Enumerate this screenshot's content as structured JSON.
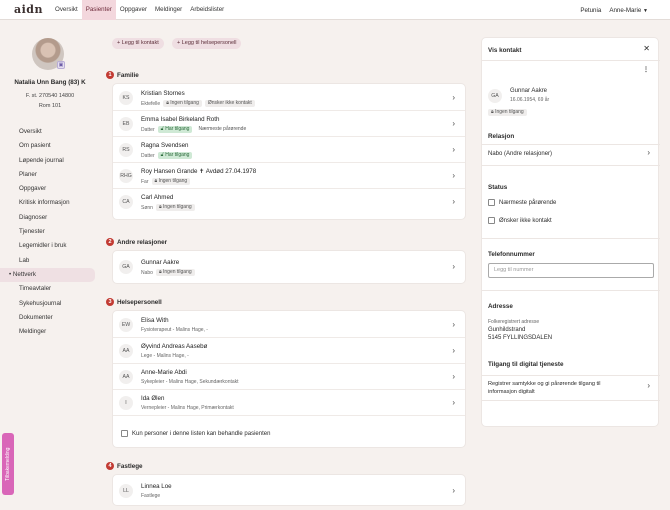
{
  "topbar": {
    "logo": "aidn",
    "nav": [
      "Oversikt",
      "Pasienter",
      "Oppgaver",
      "Meldinger",
      "Arbeidslister"
    ],
    "active_index": 1,
    "org": "Petunia",
    "user": "Anne-Marie"
  },
  "patient": {
    "name": "Natalia Unn Bang (83) K",
    "dob": "F. st. 270540 14800",
    "room": "Rom 101"
  },
  "leftnav": {
    "items": [
      "Oversikt",
      "Om pasient",
      "Løpende journal",
      "Planer",
      "Oppgaver",
      "Kritisk informasjon",
      "Diagnoser",
      "Tjenester",
      "Legemidler i bruk",
      "Lab",
      "Nettverk",
      "Timeavtaler",
      "Sykehusjournal",
      "Dokumenter",
      "Meldinger"
    ],
    "active_index": 10,
    "active_marker": "•"
  },
  "feedback_label": "Tilbakemelding",
  "actions": {
    "add_contact": "+ Legg til kontakt",
    "add_professional": "+ Legg til helsepersonell"
  },
  "sections": {
    "familie": {
      "num": "1",
      "title": "Familie",
      "rows": [
        {
          "initials": "KS",
          "name": "Kristian Stornes",
          "role": "Ektefelle",
          "tag": "Ingen tilgang",
          "extra": "Ønsker ikke kontakt"
        },
        {
          "initials": "EB",
          "name": "Emma Isabel Birkeland Roth",
          "role": "Datter",
          "tag": "Har tilgang",
          "extra": "Nærmeste pårørende"
        },
        {
          "initials": "RS",
          "name": "Ragna Svendsen",
          "role": "Datter",
          "tag": "Har tilgang",
          "extra": ""
        },
        {
          "initials": "RHG",
          "name": "Roy Hansen Grande",
          "name_extra": "Avdød 27.04.1978",
          "role": "Far",
          "tag": "Ingen tilgang",
          "extra": ""
        },
        {
          "initials": "CA",
          "name": "Carl Ahmed",
          "role": "Sønn",
          "tag": "Ingen tilgang",
          "extra": ""
        }
      ]
    },
    "andre": {
      "num": "2",
      "title": "Andre relasjoner",
      "rows": [
        {
          "initials": "GA",
          "name": "Gunnar Aakre",
          "role": "Nabo",
          "tag": "Ingen tilgang"
        }
      ]
    },
    "helse": {
      "num": "3",
      "title": "Helsepersonell",
      "rows": [
        {
          "initials": "EW",
          "name": "Elisa With",
          "sub": "Fysioterapeut - Malins Hage, -"
        },
        {
          "initials": "AA",
          "name": "Øyvind Andreas Aasebø",
          "sub": "Lege - Malins Hage, -"
        },
        {
          "initials": "AA",
          "name": "Anne-Marie Abdi",
          "sub": "Sykepleier - Malins Hage, Sekundærkontakt"
        },
        {
          "initials": "I",
          "name": "Ida Ølen",
          "sub": "Vernepleier - Malins Hage, Primærkontakt"
        }
      ],
      "checkbox_label": "Kun personer i denne listen kan behandle pasienten"
    },
    "fastlege": {
      "num": "4",
      "title": "Fastlege",
      "rows": [
        {
          "initials": "LL",
          "name": "Linnea Loe",
          "role": "Fastlege"
        }
      ]
    }
  },
  "contact_panel": {
    "title": "Vis kontakt",
    "close_icon": "✕",
    "menu_icon": "⋮",
    "initials": "GA",
    "name": "Gunnar Aakre",
    "dob": "16.06.1954, 69 år",
    "tag": "Ingen tilgang",
    "relation_heading": "Relasjon",
    "relation_value": "Nabo (Andre relasjoner)",
    "status_heading": "Status",
    "status_options": [
      "Nærmeste pårørende",
      "Ønsker ikke kontakt"
    ],
    "phone_heading": "Telefonnummer",
    "phone_placeholder": "Legg til nummer",
    "address_heading": "Adresse",
    "address_label": "Folkeregistrert adresse",
    "address_line1": "Gunhildstrand",
    "address_line2": "5145 FYLLINGSDALEN",
    "digital_heading": "Tilgang til digital tjeneste",
    "digital_text_line1": "Registrer samtykke og gi pårørende tilgang til",
    "digital_text_line2": "informasjon digitalt"
  }
}
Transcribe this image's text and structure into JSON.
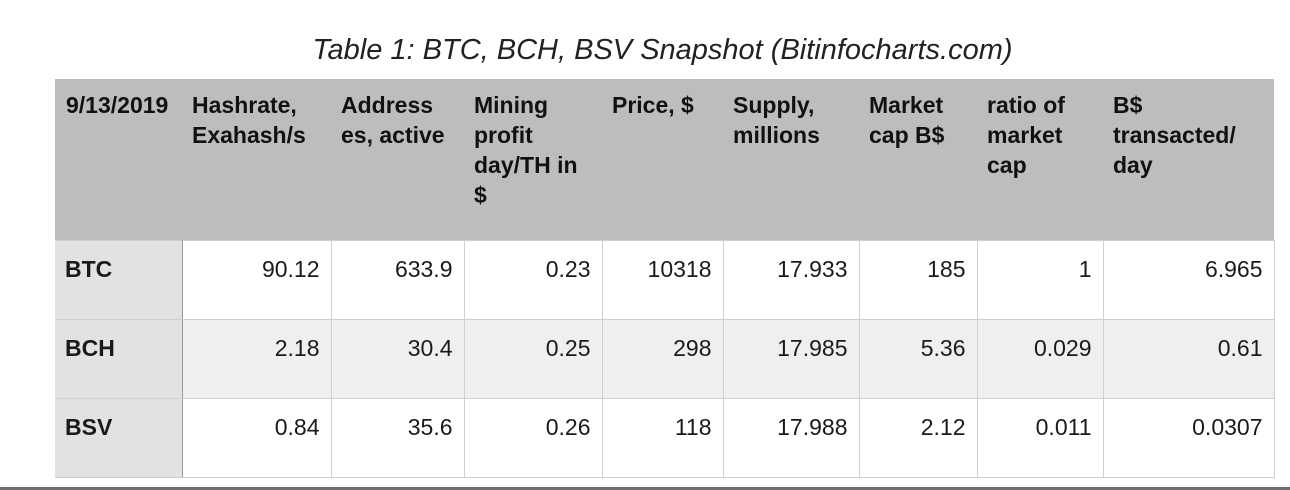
{
  "caption": "Table 1: BTC, BCH, BSV Snapshot (Bitinfocharts.com)",
  "table": {
    "headers": [
      "9/13/2019",
      "Hashrate, Exahash/s",
      "Address es, active",
      "Mining profit day/TH in $",
      "Price, $",
      "Supply, millions",
      "Market cap B$",
      "ratio of market cap",
      "B$ transacted/ day"
    ],
    "rows": [
      {
        "label": "BTC",
        "cells": [
          "90.12",
          "633.9",
          "0.23",
          "10318",
          "17.933",
          "185",
          "1",
          "6.965"
        ]
      },
      {
        "label": "BCH",
        "cells": [
          "2.18",
          "30.4",
          "0.25",
          "298",
          "17.985",
          "5.36",
          "0.029",
          "0.61"
        ]
      },
      {
        "label": "BSV",
        "cells": [
          "0.84",
          "35.6",
          "0.26",
          "118",
          "17.988",
          "2.12",
          "0.011",
          "0.0307"
        ]
      }
    ]
  }
}
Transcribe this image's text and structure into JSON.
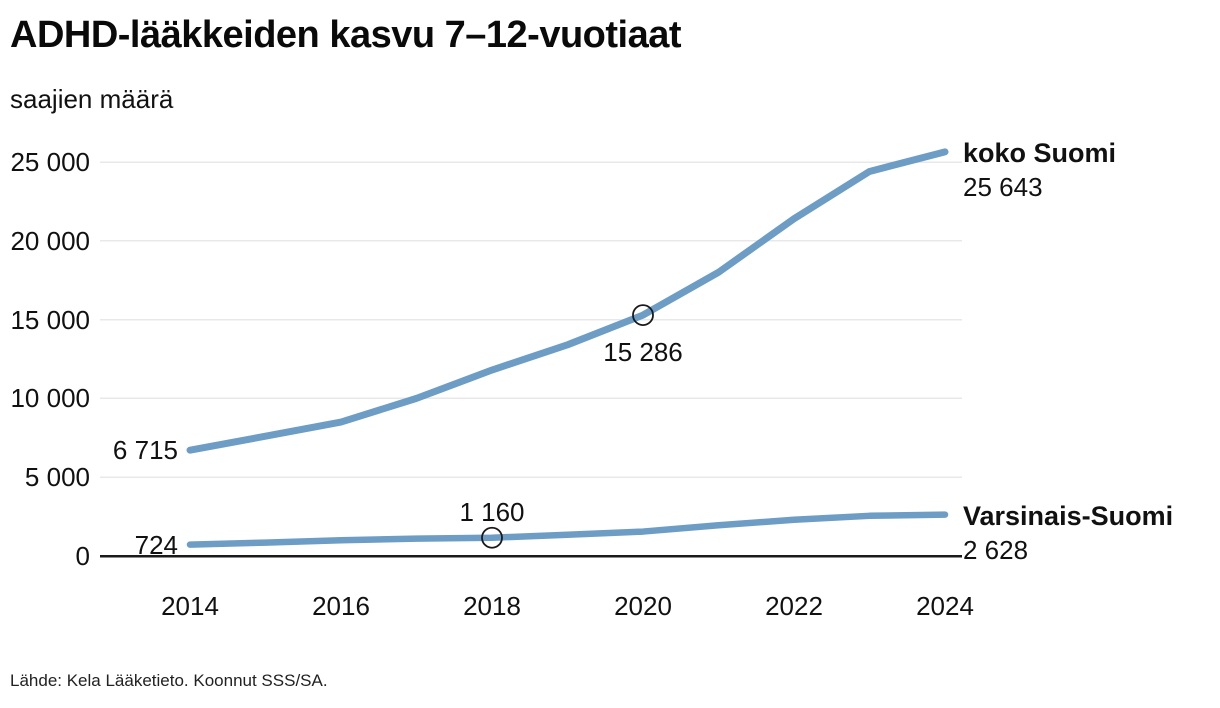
{
  "header": {
    "title": "ADHD-lääkkeiden kasvu 7–12-vuotiaat",
    "subtitle": "saajien määrä"
  },
  "footer": {
    "source": "Lähde: Kela Lääketieto. Koonnut SSS/SA."
  },
  "colors": {
    "line": "#6d9dc5",
    "grid": "#e8e8e8",
    "axis": "#1a1a1a",
    "text": "#111111"
  },
  "chart_data": {
    "type": "line",
    "title": "ADHD-lääkkeiden kasvu 7–12-vuotiaat",
    "ylabel": "saajien määrä",
    "x": [
      2014,
      2015,
      2016,
      2017,
      2018,
      2019,
      2020,
      2021,
      2022,
      2023,
      2024
    ],
    "xtick_labels": [
      "2014",
      "2016",
      "2018",
      "2020",
      "2022",
      "2024"
    ],
    "ytick_values": [
      0,
      5000,
      10000,
      15000,
      20000,
      25000
    ],
    "ytick_labels": [
      "0",
      "5 000",
      "10 000",
      "15 000",
      "20 000",
      "25 000"
    ],
    "ylim": [
      0,
      25000
    ],
    "grid": "horizontal",
    "legend_position": "right-of-line-ends",
    "series": [
      {
        "name": "koko Suomi",
        "values": [
          6715,
          7600,
          8500,
          10000,
          11800,
          13400,
          15286,
          18000,
          21400,
          24400,
          25643
        ],
        "first_label": "6 715",
        "end_label": "25 643",
        "marker": {
          "index": 6,
          "year": 2020,
          "label": "15 286",
          "label_position": "below"
        }
      },
      {
        "name": "Varsinais-Suomi",
        "values": [
          724,
          850,
          1000,
          1100,
          1160,
          1350,
          1550,
          1950,
          2300,
          2550,
          2628
        ],
        "first_label": "724",
        "end_label": "2 628",
        "marker": {
          "index": 4,
          "year": 2018,
          "label": "1 160",
          "label_position": "above"
        }
      }
    ]
  }
}
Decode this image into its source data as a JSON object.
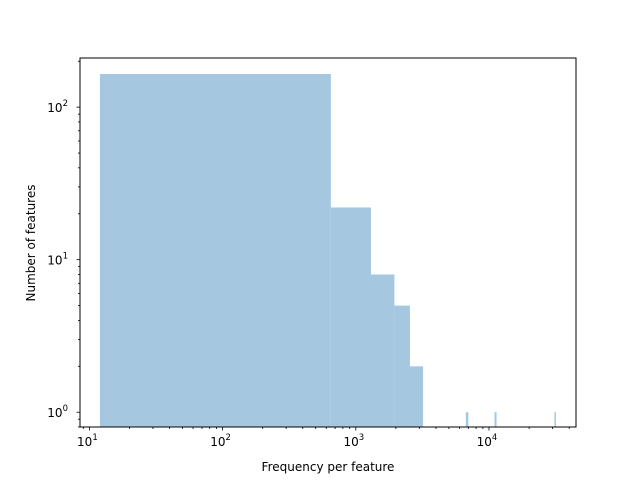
● ● ●
**Problem**
Pictures are not part of the copy; output everything else in the records exactly.

**Exercise result**
Enumerate this screenshot's content as structured JSON.
{
  "topbar": {
    "logo": "aidn",
    "nav": [
      "Oversikt",
      "Pasienter",
      "Oppgaver",
      "Meldinger",
      "Arbeidslister"
    ],
    "active_index": 1,
    "org": "Petunia",
    "user": "Anne-Marie"
  },
  "patient": {
    "name": "Natalia Unn Bang (83) K",
    "dob": "F. st. 270540 14800",
    "room": "Rom 101"
  },
  "leftnav": {
    "items": [
      "Oversikt",
      "Om pasient",
      "Løpende journal",
      "Planer",
      "Oppgaver",
      "Kritisk informasjon",
      "Diagnoser",
      "Tjenester",
      "Legemidler i bruk",
      "Lab",
      "Nettverk",
      "Timeavtaler",
      "Sykehusjournal",
      "Dokumenter",
      "Meldinger"
    ],
    "active_index": 10,
    "active_marker": "•"
  },
  "feedback_label": "Tilbakemelding",
  "actions": {
    "add_contact": "+ Legg til kontakt",
    "add_professional": "+ Legg til helsepersonell"
  },
  "sections": {
    "familie": {
      "num": "1",
      "title": "Familie",
      "rows": [
        {
          "initials": "KS",
          "name": "Kristian Stornes",
          "role": "Ektefelle",
          "tag": "Ingen tilgang",
          "extra": "Ønsker ikke kontakt"
        },
        {
          "initials": "EB",
          "name": "Emma Isabel Birkeland Roth",
          "role": "Datter",
          "tag": "Har tilgang",
          "extra": "Nærmeste pårørende"
        },
        {
          "initials": "RS",
          "name": "Ragna Svendsen",
          "role": "Datter",
          "tag": "Har tilgang",
          "extra": ""
        },
        {
          "initials": "RHG",
          "name": "Roy Hansen Grande",
          "name_extra": "Avdød 27.04.1978",
          "role": "Far",
          "tag": "Ingen tilgang",
          "extra": ""
        },
        {
          "initials": "CA",
          "name": "Carl Ahmed",
          "role": "Sønn",
          "tag": "Ingen tilgang",
          "extra": ""
        }
      ]
    },
    "andre": {
      "num": "2",
      "title": "Andre relasjoner",
      "rows": [
        {
          "initials": "GA",
          "name": "Gunnar Aakre",
          "role": "Nabo",
          "tag": "Ingen tilgang"
        }
      ]
    },
    "helse": {
      "num": "3",
      "title": "Helsepersonell",
      "rows": [
        {
          "initials": "EW",
          "name": "Elisa With",
          "sub": "Fysioterapeut - Malins Hage, -"
        },
        {
          "initials": "AA",
          "name": "Øyvind Andreas Aasebø",
          "sub": "Lege - Malins Hage, -"
        },
        {
          "initials": "AA",
          "name": "Anne-Marie Abdi",
          "sub": "Sykepleier - Malins Hage, Sekundærkontakt"
        },
        {
          "initials": "I",
          "name": "Ida Ølen",
          "sub": "Vernepleier - Malins Hage, Primærkontakt"
        }
      ],
      "checkbox_label": "Kun personer i denne listen kan behandle pasienten"
    },
    "fastlege": {
      "num": "4",
      "title": "Fastlege",
      "rows": [
        {
          "initials": "LL",
          "name": "Linnea Loe",
          "role": "Fastlege"
        }
      ]
    }
  },
  "contact_panel": {
    "title": "Vis kontakt",
    "close_icon": "✕",
    "menu_icon": "⋮",
    "initials": "GA",
    "name": "Gunnar Aakre",
    "dob": "16.06.1954, 69 år",
    "tag": "Ingen tilgang",
    "relation_heading": "Relasjon",
    "relation_value": "Nabo (Andre relasjoner)",
    "status_heading": "Status",
    "status_options": [
      "Nærmeste pårørende",
      "Ønsker ikke kontakt"
    ],
    "phone_heading": "Telefonnummer",
    "phone_placeholder": "Legg til nummer",
    "address_heading": "Adresse",
    "address_label": "Folkeregistrert adresse",
    "address_line1": "Gunhildstrand",
    "address_line2": "5145 FYLLINGSDALEN",
    "digital_heading": "Tilgang til digital tjeneste",
    "digital_text_line1": "Registrer samtykke og gi pårørende tilgang til",
    "digital_text_line2": "informasjon digitalt"
  }
}
Transcribe this image's text and structure into JSON.
{
  "caption": "Table 1: BTC, BCH, BSV Snapshot (Bitinfocharts.com)",
  "table": {
    "headers": [
      "9/13/2019",
      "Hashrate, Exahash/s",
      "Address es, active",
      "Mining profit day/TH in $",
      "Price, $",
      "Supply, millions",
      "Market cap B$",
      "ratio of market cap",
      "B$ transacted/ day"
    ],
    "rows": [
      {
        "label": "BTC",
        "cells": [
          "90.12",
          "633.9",
          "0.23",
          "10318",
          "17.933",
          "185",
          "1",
          "6.965"
        ]
      },
      {
        "label": "BCH",
        "cells": [
          "2.18",
          "30.4",
          "0.25",
          "298",
          "17.985",
          "5.36",
          "0.029",
          "0.61"
        ]
      },
      {
        "label": "BSV",
        "cells": [
          "0.84",
          "35.6",
          "0.26",
          "118",
          "17.988",
          "2.12",
          "0.011",
          "0.0307"
        ]
      }
    ]
  }
}
Transcribe this image's text and structure into JSON.
{
  "header": {
    "title": "ADHD-lääkkeiden kasvu 7–12-vuotiaat",
    "subtitle": "saajien määrä"
  },
  "footer": {
    "source": "Lähde: Kela Lääketieto. Koonnut SSS/SA."
  },
  "colors": {
    "line": "#6d9dc5",
    "grid": "#e8e8e8",
    "axis": "#1a1a1a",
    "text": "#111111"
  },
  "chart_data": {
    "type": "line",
    "title": "ADHD-lääkkeiden kasvu 7–12-vuotiaat",
    "ylabel": "saajien määrä",
    "x": [
      2014,
      2015,
      2016,
      2017,
      2018,
      2019,
      2020,
      2021,
      2022,
      2023,
      2024
    ],
    "xtick_labels": [
      "2014",
      "2016",
      "2018",
      "2020",
      "2022",
      "2024"
    ],
    "ytick_values": [
      0,
      5000,
      10000,
      15000,
      20000,
      25000
    ],
    "ytick_labels": [
      "0",
      "5 000",
      "10 000",
      "15 000",
      "20 000",
      "25 000"
    ],
    "ylim": [
      0,
      25000
    ],
    "grid": "horizontal",
    "legend_position": "right-of-line-ends",
    "series": [
      {
        "name": "koko Suomi",
        "values": [
          6715,
          7600,
          8500,
          10000,
          11800,
          13400,
          15286,
          18000,
          21400,
          24400,
          25643
        ],
        "first_label": "6 715",
        "end_label": "25 643",
        "marker": {
          "index": 6,
          "year": 2020,
          "label": "15 286",
          "label_position": "below"
        }
      },
      {
        "name": "Varsinais-Suomi",
        "values": [
          724,
          850,
          1000,
          1100,
          1160,
          1350,
          1550,
          1950,
          2300,
          2550,
          2628
        ],
        "first_label": "724",
        "end_label": "2 628",
        "marker": {
          "index": 4,
          "year": 2018,
          "label": "1 160",
          "label_position": "above"
        }
      }
    ]
  }
}
Decode this image into its source data as a JSON object.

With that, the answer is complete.